== DATA SUPPLIED ==

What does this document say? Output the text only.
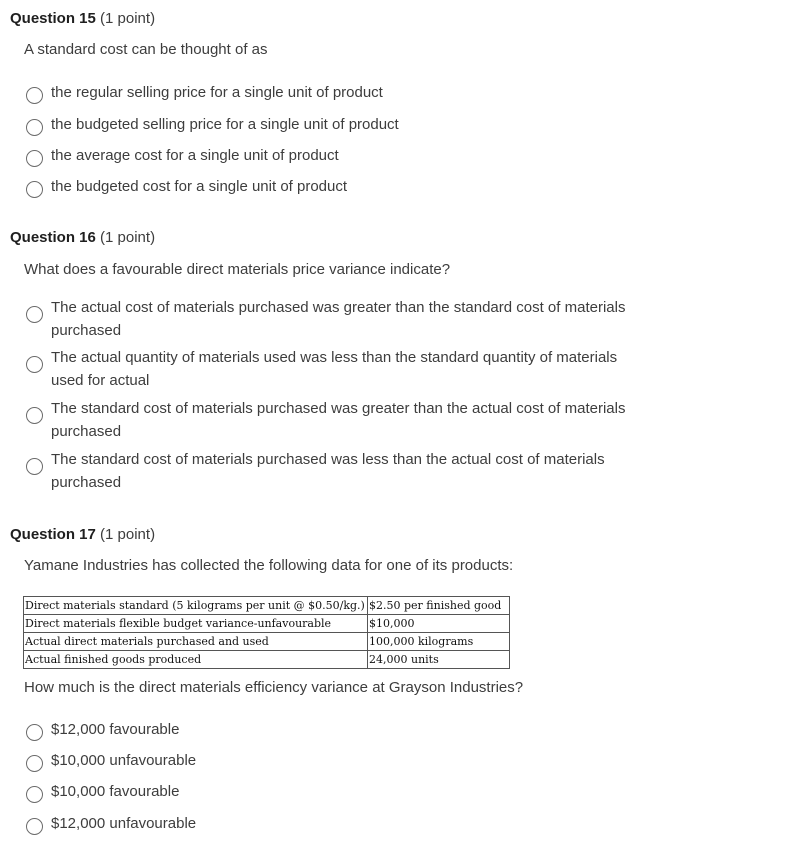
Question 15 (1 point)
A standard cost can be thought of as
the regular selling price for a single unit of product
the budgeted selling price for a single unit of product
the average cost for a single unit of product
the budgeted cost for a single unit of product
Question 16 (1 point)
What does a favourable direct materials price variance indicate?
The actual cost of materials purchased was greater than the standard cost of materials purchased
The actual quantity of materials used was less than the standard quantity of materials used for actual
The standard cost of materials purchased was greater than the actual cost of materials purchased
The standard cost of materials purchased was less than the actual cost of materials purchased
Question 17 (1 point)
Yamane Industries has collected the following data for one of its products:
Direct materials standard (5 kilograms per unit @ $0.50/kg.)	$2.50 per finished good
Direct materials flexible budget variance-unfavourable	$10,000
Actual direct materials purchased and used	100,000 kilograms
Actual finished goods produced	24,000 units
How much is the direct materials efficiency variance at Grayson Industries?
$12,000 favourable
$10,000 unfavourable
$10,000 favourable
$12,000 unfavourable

===
== DATA SUPPLIED ==

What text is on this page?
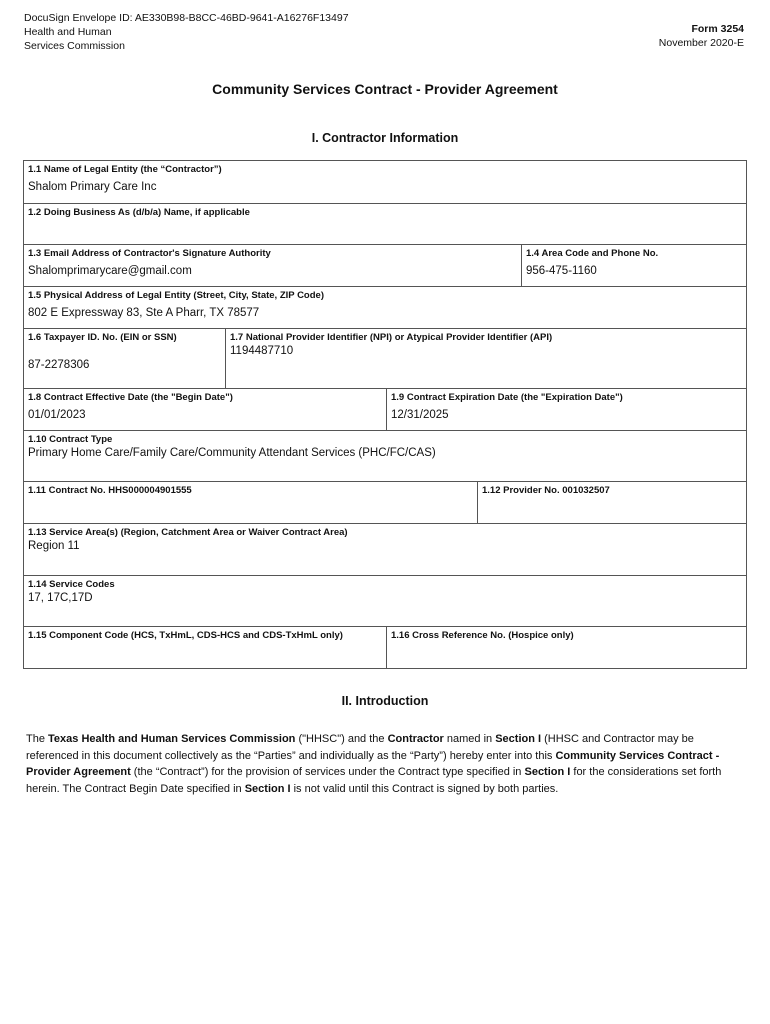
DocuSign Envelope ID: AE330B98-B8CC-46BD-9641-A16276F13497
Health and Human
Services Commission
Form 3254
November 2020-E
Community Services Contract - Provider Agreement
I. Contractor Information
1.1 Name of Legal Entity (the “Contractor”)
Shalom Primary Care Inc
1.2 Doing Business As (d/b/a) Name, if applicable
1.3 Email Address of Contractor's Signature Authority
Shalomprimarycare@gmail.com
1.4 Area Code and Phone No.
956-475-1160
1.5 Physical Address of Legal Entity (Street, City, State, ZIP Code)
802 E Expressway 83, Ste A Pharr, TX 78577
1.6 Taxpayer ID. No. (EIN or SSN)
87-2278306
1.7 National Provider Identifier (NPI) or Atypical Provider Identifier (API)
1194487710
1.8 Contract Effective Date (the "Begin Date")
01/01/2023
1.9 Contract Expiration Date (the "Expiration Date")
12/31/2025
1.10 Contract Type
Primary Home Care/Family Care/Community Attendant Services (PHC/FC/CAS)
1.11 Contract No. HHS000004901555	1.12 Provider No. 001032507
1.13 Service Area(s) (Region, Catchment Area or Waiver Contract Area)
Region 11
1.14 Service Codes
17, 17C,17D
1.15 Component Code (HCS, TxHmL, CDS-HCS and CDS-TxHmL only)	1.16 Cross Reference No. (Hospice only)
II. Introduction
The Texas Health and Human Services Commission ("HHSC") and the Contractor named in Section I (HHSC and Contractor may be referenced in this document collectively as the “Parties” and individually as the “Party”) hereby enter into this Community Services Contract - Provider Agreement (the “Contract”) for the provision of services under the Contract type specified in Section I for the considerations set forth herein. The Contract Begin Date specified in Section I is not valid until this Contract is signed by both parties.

===

EXERCISE GOAL: Locate all lines in the listing above with the word "Area" and copy them.

TASK RESULT:
1.4 Area Code and Phone No.
1.13 Service Area(s) (Region, Catchment Area or Waiver Contract Area)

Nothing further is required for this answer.